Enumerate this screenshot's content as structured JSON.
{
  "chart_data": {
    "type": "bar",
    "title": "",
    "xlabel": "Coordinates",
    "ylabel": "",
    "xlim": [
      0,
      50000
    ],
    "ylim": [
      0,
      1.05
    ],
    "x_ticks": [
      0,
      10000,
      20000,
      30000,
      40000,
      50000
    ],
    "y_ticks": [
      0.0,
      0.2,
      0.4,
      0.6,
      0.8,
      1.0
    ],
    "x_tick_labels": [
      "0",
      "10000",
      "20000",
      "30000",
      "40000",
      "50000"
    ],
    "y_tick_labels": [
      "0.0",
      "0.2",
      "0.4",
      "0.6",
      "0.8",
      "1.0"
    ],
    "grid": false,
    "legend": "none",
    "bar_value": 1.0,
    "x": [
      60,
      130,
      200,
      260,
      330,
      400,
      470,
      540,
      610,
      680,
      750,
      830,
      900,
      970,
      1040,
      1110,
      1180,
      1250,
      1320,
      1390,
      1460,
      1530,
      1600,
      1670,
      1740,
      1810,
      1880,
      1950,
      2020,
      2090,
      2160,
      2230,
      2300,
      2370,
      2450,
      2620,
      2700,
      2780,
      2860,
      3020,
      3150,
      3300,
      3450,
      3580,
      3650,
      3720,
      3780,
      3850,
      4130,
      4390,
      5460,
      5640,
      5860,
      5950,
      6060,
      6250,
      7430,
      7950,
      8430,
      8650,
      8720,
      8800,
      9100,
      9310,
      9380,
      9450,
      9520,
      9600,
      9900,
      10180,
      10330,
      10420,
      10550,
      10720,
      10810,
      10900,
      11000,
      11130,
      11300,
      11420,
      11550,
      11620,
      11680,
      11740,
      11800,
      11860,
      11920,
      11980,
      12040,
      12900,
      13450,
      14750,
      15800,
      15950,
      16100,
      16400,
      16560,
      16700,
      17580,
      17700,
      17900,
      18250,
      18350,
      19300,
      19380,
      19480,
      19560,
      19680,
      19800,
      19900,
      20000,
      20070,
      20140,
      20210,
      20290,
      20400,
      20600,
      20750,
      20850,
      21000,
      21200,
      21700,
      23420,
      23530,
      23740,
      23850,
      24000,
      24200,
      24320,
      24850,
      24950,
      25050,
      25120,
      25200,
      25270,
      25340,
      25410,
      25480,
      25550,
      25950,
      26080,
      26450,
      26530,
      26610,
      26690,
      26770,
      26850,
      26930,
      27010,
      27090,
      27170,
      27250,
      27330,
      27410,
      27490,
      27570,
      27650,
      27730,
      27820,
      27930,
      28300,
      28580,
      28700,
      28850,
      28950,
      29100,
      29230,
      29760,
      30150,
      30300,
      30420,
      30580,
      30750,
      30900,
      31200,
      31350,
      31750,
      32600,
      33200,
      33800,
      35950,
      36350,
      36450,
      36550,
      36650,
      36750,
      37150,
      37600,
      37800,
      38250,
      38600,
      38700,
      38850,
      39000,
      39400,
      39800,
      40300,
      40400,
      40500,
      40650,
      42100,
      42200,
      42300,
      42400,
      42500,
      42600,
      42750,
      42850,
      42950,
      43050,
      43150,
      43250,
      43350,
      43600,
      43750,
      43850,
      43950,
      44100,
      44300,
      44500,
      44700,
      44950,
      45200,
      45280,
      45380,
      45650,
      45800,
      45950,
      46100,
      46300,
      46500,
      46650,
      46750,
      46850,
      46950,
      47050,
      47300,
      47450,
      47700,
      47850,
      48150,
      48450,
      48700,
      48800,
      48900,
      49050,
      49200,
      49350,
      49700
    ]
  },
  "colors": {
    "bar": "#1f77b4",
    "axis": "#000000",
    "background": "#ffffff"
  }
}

### WHAT IS BEING ASKED
Repeat the entries shown above, every one, word for word.

### PROBLEM SOLUTION
Enumerate this screenshot's content as structured JSON.
{
  "chart_data": {
    "type": "bar",
    "title": "",
    "xlabel": "Coordinates",
    "ylabel": "",
    "xlim": [
      0,
      50000
    ],
    "ylim": [
      0,
      1.05
    ],
    "x_ticks": [
      0,
      10000,
      20000,
      30000,
      40000,
      50000
    ],
    "y_ticks": [
      0.0,
      0.2,
      0.4,
      0.6,
      0.8,
      1.0
    ],
    "x_tick_labels": [
      "0",
      "10000",
      "20000",
      "30000",
      "40000",
      "50000"
    ],
    "y_tick_labels": [
      "0.0",
      "0.2",
      "0.4",
      "0.6",
      "0.8",
      "1.0"
    ],
    "grid": false,
    "legend": "none",
    "bar_value": 1.0,
    "x": [
      60,
      130,
      200,
      260,
      330,
      400,
      470,
      540,
      610,
      680,
      750,
      830,
      900,
      970,
      1040,
      1110,
      1180,
      1250,
      1320,
      1390,
      1460,
      1530,
      1600,
      1670,
      1740,
      1810,
      1880,
      1950,
      2020,
      2090,
      2160,
      2230,
      2300,
      2370,
      2450,
      2620,
      2700,
      2780,
      2860,
      3020,
      3150,
      3300,
      3450,
      3580,
      3650,
      3720,
      3780,
      3850,
      4130,
      4390,
      5460,
      5640,
      5860,
      5950,
      6060,
      6250,
      7430,
      7950,
      8430,
      8650,
      8720,
      8800,
      9100,
      9310,
      9380,
      9450,
      9520,
      9600,
      9900,
      10180,
      10330,
      10420,
      10550,
      10720,
      10810,
      10900,
      11000,
      11130,
      11300,
      11420,
      11550,
      11620,
      11680,
      11740,
      11800,
      11860,
      11920,
      11980,
      12040,
      12900,
      13450,
      14750,
      15800,
      15950,
      16100,
      16400,
      16560,
      16700,
      17580,
      17700,
      17900,
      18250,
      18350,
      19300,
      19380,
      19480,
      19560,
      19680,
      19800,
      19900,
      20000,
      20070,
      20140,
      20210,
      20290,
      20400,
      20600,
      20750,
      20850,
      21000,
      21200,
      21700,
      23420,
      23530,
      23740,
      23850,
      24000,
      24200,
      24320,
      24850,
      24950,
      25050,
      25120,
      25200,
      25270,
      25340,
      25410,
      25480,
      25550,
      25950,
      26080,
      26450,
      26530,
      26610,
      26690,
      26770,
      26850,
      26930,
      27010,
      27090,
      27170,
      27250,
      27330,
      27410,
      27490,
      27570,
      27650,
      27730,
      27820,
      27930,
      28300,
      28580,
      28700,
      28850,
      28950,
      29100,
      29230,
      29760,
      30150,
      30300,
      30420,
      30580,
      30750,
      30900,
      31200,
      31350,
      31750,
      32600,
      33200,
      33800,
      35950,
      36350,
      36450,
      36550,
      36650,
      36750,
      37150,
      37600,
      37800,
      38250,
      38600,
      38700,
      38850,
      39000,
      39400,
      39800,
      40300,
      40400,
      40500,
      40650,
      42100,
      42200,
      42300,
      42400,
      42500,
      42600,
      42750,
      42850,
      42950,
      43050,
      43150,
      43250,
      43350,
      43600,
      43750,
      43850,
      43950,
      44100,
      44300,
      44500,
      44700,
      44950,
      45200,
      45280,
      45380,
      45650,
      45800,
      45950,
      46100,
      46300,
      46500,
      46650,
      46750,
      46850,
      46950,
      47050,
      47300,
      47450,
      47700,
      47850,
      48150,
      48450,
      48700,
      48800,
      48900,
      49050,
      49200,
      49350,
      49700
    ]
  },
  "colors": {
    "bar": "#1f77b4",
    "axis": "#000000",
    "background": "#ffffff"
  }
}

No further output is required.